**Selected passage:**
>>>>

In [1]:
import numpy as np

#### Data

In [2]:
X = np.array([2, 4, 7, 9])
T = np.array([3, 5, 5, 6])

#### MSE

In [3]:
def mse(T, Y):
    """
    Returns mean squared error.
    
    Y is a vector of predictions
    T is a vector of true answers
    """
    
    # We could instead do:
    # import from sklearn.metrics import mean_squared_error as mse
    return ((Y - T) ** 2).sum() / len(Y)

# Batch Gradient Descent

In [4]:
def BGD(X, T, epochs=100, lr=0.01):
    """
    Batch gradient descent for a linear regression model y = kx + b
    with only one input feature.
    
    X is a vector of all training set inputs
    T is a vector of all respective true answers
    lr stands for learning rate
    epochs is a number of iterations over all samples of training set
    """
    
    # Initializing slope and intercept with random values
    k, b = np.random.sample(2)
    # Number of training samples
    n = len(X)

    # Training the model
    for _ in range(epochs):
        # Calculating our linear regression prediction vector
        # so that we could later use it when find gradient
        # of the cost function over all training samples
        Y = k * X + b
        
        # Computing gradient itself
        delta_k = (2 * X * (Y - T)).sum() / n
        delta_b = (2 * (Y - T)).sum() / n
        
        # Updating slope and intercept by substracting gradient
        # multiplied by learning rate
        k -= lr * delta_k
        b -= lr * delta_b
    
    # We pass k*X+b instead of just passing Y because we want
    # to see the error calculated for the latest parameters k and b
    # And Y is computed before updating parameters
    print(f'MSE: {mse(T, k*X+b)}')
    
    return k, b

In [5]:
BGD(X, T, epochs=1000)

MSE: 0.23734691216242063


(0.3676579468340696, 2.720706302376377)

# Stochastic Gradient Descent

In [6]:
def SGD(X, T, epochs=100, lr=0.01, batch_size=1):
    """
    Note that for every iteration we randomly choose a batch of samples
    and move on to next iteration. We don't choose consecutive bathes
    from training set till it ends. That's why we could train our linear
    regression model more on some samples and less on the others.
    
    Changing batch_size to the value other than 1 turns SGD
    into mini-batch gradient descent.
    
    If we were to increase batch_size up to the length of our training set,
    that wouldn't mean SGD turns into BGD because indexes are chosen randomly
    and the same index can appear multiple times in our array of indexes.
    That's why we might train our model multiple times on the same samples
    during a single iteration.
    
    Moreover we could increase batch_size to the value bigger than the length
    of our training set.

<<<<

**Information supplied:**
>>>>

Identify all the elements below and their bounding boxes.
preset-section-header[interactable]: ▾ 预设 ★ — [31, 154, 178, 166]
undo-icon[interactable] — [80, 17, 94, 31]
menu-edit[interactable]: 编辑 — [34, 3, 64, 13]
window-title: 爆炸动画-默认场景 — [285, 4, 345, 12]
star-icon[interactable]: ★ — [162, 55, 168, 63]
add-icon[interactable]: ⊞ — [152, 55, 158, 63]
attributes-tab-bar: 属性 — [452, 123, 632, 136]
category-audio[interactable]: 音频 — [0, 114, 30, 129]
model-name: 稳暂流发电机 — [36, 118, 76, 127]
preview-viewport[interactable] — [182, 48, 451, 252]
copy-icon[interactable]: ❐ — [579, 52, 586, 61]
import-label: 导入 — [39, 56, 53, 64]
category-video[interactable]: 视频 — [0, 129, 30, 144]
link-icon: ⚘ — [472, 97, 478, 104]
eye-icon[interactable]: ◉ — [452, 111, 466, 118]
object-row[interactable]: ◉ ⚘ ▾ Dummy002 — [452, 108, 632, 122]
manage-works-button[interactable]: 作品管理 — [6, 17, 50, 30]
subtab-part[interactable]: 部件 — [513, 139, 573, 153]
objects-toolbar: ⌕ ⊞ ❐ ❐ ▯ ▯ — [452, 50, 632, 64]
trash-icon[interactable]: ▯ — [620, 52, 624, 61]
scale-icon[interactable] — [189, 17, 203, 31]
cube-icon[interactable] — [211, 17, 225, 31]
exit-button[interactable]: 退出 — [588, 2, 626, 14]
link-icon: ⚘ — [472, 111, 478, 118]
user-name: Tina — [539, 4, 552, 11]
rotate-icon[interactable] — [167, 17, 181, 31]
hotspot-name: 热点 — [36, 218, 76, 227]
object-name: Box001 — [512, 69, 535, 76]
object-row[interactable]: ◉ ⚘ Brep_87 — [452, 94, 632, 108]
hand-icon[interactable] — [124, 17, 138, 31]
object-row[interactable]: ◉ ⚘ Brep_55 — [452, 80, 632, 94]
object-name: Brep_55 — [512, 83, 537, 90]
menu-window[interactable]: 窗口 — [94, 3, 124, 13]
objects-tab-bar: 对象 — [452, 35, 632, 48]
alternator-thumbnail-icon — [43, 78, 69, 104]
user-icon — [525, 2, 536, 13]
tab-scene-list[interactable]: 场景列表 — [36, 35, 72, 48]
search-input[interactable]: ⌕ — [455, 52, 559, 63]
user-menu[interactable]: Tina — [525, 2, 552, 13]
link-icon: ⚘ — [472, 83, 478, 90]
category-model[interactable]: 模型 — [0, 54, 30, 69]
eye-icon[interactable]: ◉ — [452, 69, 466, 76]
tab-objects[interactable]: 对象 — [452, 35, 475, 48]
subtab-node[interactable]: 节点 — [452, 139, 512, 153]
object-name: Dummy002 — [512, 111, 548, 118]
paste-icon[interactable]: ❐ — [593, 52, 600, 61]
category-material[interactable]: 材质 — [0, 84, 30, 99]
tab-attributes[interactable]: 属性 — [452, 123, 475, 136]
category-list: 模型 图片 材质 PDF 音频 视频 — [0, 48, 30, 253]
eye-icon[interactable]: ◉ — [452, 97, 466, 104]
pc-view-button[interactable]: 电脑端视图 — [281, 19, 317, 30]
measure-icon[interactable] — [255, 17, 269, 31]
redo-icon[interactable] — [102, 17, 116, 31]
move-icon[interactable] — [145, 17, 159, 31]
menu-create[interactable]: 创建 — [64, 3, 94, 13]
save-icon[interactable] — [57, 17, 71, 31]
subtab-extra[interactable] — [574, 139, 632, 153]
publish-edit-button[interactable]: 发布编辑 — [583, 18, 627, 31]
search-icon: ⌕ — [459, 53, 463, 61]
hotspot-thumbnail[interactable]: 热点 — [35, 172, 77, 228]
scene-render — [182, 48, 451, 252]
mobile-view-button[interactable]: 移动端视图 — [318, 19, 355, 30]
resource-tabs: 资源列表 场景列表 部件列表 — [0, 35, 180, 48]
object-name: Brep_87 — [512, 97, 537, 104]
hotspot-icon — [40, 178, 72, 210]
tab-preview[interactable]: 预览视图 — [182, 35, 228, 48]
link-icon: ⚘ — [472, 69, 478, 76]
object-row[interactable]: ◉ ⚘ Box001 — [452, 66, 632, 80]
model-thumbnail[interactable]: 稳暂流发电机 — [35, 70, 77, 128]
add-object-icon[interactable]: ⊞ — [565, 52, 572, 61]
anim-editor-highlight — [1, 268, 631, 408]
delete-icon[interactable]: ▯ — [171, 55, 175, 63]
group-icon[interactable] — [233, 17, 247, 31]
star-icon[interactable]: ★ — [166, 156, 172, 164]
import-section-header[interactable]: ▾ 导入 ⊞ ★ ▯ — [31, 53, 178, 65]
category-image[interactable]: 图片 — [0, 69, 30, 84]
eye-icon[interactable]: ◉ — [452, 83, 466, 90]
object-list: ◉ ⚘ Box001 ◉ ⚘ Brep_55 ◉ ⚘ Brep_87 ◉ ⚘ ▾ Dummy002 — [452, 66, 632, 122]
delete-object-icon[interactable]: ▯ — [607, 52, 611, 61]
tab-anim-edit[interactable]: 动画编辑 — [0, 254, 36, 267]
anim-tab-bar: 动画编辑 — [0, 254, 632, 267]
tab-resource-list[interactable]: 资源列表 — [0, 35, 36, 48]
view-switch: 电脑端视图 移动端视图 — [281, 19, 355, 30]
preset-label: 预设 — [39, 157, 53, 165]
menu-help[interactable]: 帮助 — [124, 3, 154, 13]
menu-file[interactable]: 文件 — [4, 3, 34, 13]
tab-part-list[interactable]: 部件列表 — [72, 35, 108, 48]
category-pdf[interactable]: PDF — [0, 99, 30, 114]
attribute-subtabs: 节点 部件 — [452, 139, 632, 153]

<<<<

**Exercise instructions:**
**A.** Return the part of the gradient descent notebook from "Note that for" to "on the others.", copied word for word.
**B.** In the gradient descent notebook, condense the paragraph beginning "If we were to increase batch_size" into a short bulleted list that keeps its main points.
**C.** Continue the gradient descent notebook from the point where it stops.

**Expected answers:**
**A.**
Note that for every iteration we randomly choose a batch of samples
    and move on to next iteration. We don't choose consecutive bathes
    from training set till it ends. That's why we could train our linear
    regression model more on some samples and less on the others.

**B.**
- Raising batch_size to the length of the training set does not turn SGD into BGD.
- Indexes are chosen randomly, so the same index can appear more than once in the array of indexes.
- As a result, the model might be trained several times on the same samples during a single iteration.

**C.**
    Since we're updating our weights for each training sample, the output
    of our model changes for each sample as well (because it uses new k
    and b values). Hence each sample cost's gradient is calculated with different
    model's output y in contrast to BGD where each sample cost's gradient before
    it's summed is calculated with the same output y of the model.
    
    That's why even if we were to consecutively take inputs from training set
    till the whole set is used we wouldn't get the same gradient for the set
    as we do when we use BGD (because of updating weights for each sample which
    causes our model's output to change before we use this output in the next
    sample cost's gradient calculation).
    """
    
    # Initializing slope and intercept with random values
    k, b = np.random.sample(2)

    # Training the model
    for _ in range(epochs):
        # Forming an array of batch_size length of random indexes
        # where each index is in interval [0; len(X))
        indexes = np.random.randint(0, len(X), batch_size)
        
        # Choosing a batch of random inputs
        batch = np.take(X, indexes)
        # Choosing respective answers
        answers = np.take(T, indexes)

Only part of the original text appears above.